▶ **DIRECTIONS**: Transcribe all the entries word for word, skipping the pictures.

(Collected data entries)
———
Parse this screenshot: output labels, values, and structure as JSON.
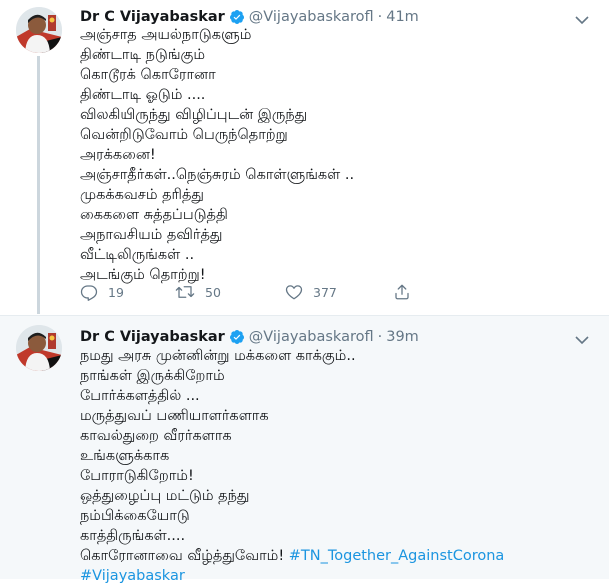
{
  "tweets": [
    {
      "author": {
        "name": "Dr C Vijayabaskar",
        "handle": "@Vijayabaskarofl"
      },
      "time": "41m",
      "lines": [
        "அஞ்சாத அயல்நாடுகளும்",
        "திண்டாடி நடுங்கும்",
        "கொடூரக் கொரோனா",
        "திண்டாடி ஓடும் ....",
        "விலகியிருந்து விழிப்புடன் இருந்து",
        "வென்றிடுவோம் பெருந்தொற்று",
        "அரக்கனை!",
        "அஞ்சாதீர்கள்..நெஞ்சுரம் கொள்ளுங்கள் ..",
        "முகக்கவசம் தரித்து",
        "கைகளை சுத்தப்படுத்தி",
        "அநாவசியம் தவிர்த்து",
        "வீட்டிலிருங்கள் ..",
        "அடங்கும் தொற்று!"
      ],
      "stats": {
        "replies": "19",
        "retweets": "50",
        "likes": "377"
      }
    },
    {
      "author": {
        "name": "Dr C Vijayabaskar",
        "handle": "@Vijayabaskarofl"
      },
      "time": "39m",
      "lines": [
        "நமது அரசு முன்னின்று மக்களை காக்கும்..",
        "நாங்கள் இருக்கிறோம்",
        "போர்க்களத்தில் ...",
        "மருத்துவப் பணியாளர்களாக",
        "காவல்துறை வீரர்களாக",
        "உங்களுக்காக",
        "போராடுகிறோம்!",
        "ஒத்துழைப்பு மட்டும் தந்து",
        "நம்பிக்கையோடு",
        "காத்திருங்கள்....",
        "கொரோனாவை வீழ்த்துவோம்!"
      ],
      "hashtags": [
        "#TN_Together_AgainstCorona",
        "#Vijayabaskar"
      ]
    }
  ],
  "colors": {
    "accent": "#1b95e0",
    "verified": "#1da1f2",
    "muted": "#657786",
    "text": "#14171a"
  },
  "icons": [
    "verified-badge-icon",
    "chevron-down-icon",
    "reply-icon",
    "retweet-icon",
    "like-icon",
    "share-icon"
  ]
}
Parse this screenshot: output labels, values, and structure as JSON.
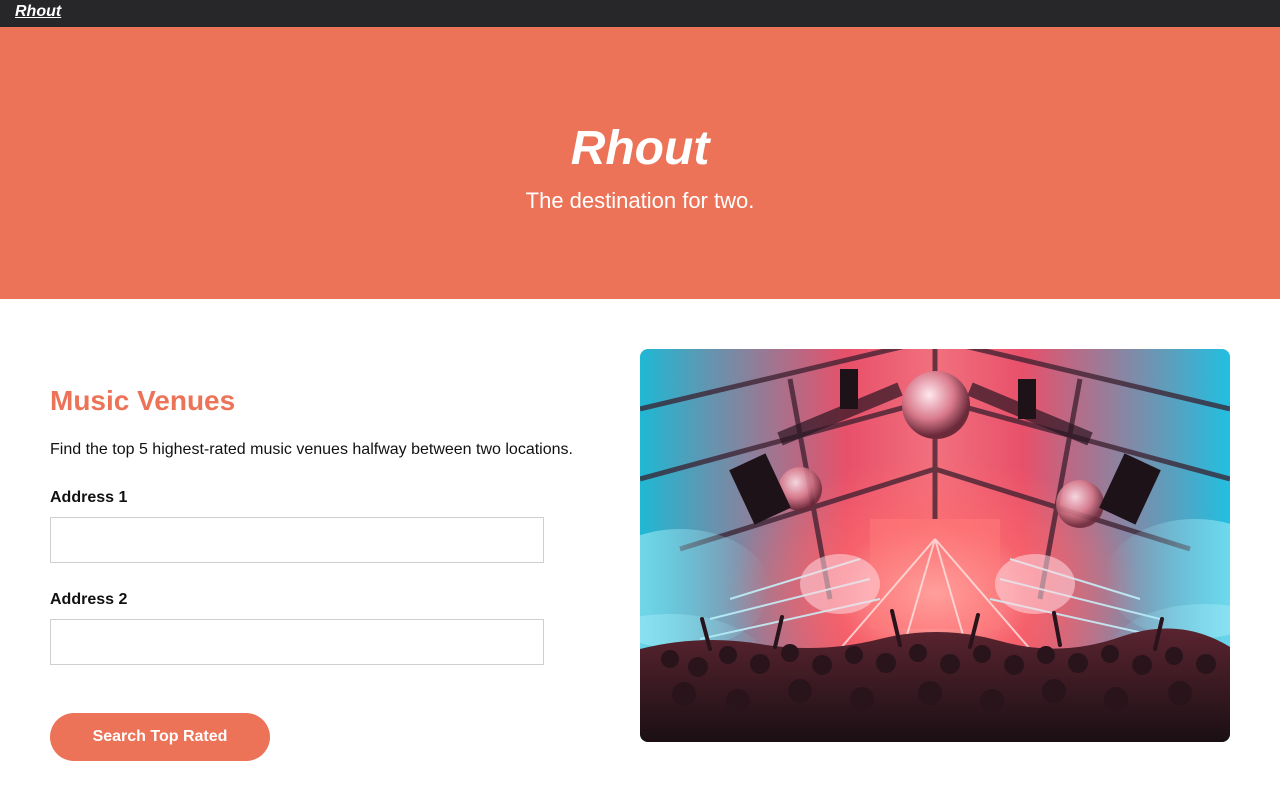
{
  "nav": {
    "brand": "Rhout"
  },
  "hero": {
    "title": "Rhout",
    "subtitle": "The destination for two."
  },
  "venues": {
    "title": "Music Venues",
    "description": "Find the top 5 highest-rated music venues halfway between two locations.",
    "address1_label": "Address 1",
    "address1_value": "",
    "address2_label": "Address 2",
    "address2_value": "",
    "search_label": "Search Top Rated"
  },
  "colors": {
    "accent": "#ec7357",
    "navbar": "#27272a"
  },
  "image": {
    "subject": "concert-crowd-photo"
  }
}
———
▶ **REPLY TO THE TASK**:
Parse this screenshot: output labels, values, and structure as JSON.
{
  "tweets": [
    {
      "author": {
        "name": "Dr C Vijayabaskar",
        "handle": "@Vijayabaskarofl"
      },
      "time": "41m",
      "lines": [
        "அஞ்சாத அயல்நாடுகளும்",
        "திண்டாடி நடுங்கும்",
        "கொடூரக் கொரோனா",
        "திண்டாடி ஓடும் ....",
        "விலகியிருந்து விழிப்புடன் இருந்து",
        "வென்றிடுவோம் பெருந்தொற்று",
        "அரக்கனை!",
        "அஞ்சாதீர்கள்..நெஞ்சுரம் கொள்ளுங்கள் ..",
        "முகக்கவசம் தரித்து",
        "கைகளை சுத்தப்படுத்தி",
        "அநாவசியம் தவிர்த்து",
        "வீட்டிலிருங்கள் ..",
        "அடங்கும் தொற்று!"
      ],
      "stats": {
        "replies": "19",
        "retweets": "50",
        "likes": "377"
      }
    },
    {
      "author": {
        "name": "Dr C Vijayabaskar",
        "handle": "@Vijayabaskarofl"
      },
      "time": "39m",
      "lines": [
        "நமது அரசு முன்னின்று மக்களை காக்கும்..",
        "நாங்கள் இருக்கிறோம்",
        "போர்க்களத்தில் ...",
        "மருத்துவப் பணியாளர்களாக",
        "காவல்துறை வீரர்களாக",
        "உங்களுக்காக",
        "போராடுகிறோம்!",
        "ஒத்துழைப்பு மட்டும் தந்து",
        "நம்பிக்கையோடு",
        "காத்திருங்கள்....",
        "கொரோனாவை வீழ்த்துவோம்!"
      ],
      "hashtags": [
        "#TN_Together_AgainstCorona",
        "#Vijayabaskar"
      ]
    }
  ],
  "colors": {
    "accent": "#1b95e0",
    "verified": "#1da1f2",
    "muted": "#657786",
    "text": "#14171a"
  },
  "icons": [
    "verified-badge-icon",
    "chevron-down-icon",
    "reply-icon",
    "retweet-icon",
    "like-icon",
    "share-icon"
  ]
}
Parse this screenshot: output labels, values, and structure as JSON.
{
  "nav": {
    "brand": "Rhout"
  },
  "hero": {
    "title": "Rhout",
    "subtitle": "The destination for two."
  },
  "venues": {
    "title": "Music Venues",
    "description": "Find the top 5 highest-rated music venues halfway between two locations.",
    "address1_label": "Address 1",
    "address1_value": "",
    "address2_label": "Address 2",
    "address2_value": "",
    "search_label": "Search Top Rated"
  },
  "colors": {
    "accent": "#ec7357",
    "navbar": "#27272a"
  },
  "image": {
    "subject": "concert-crowd-photo"
  }
}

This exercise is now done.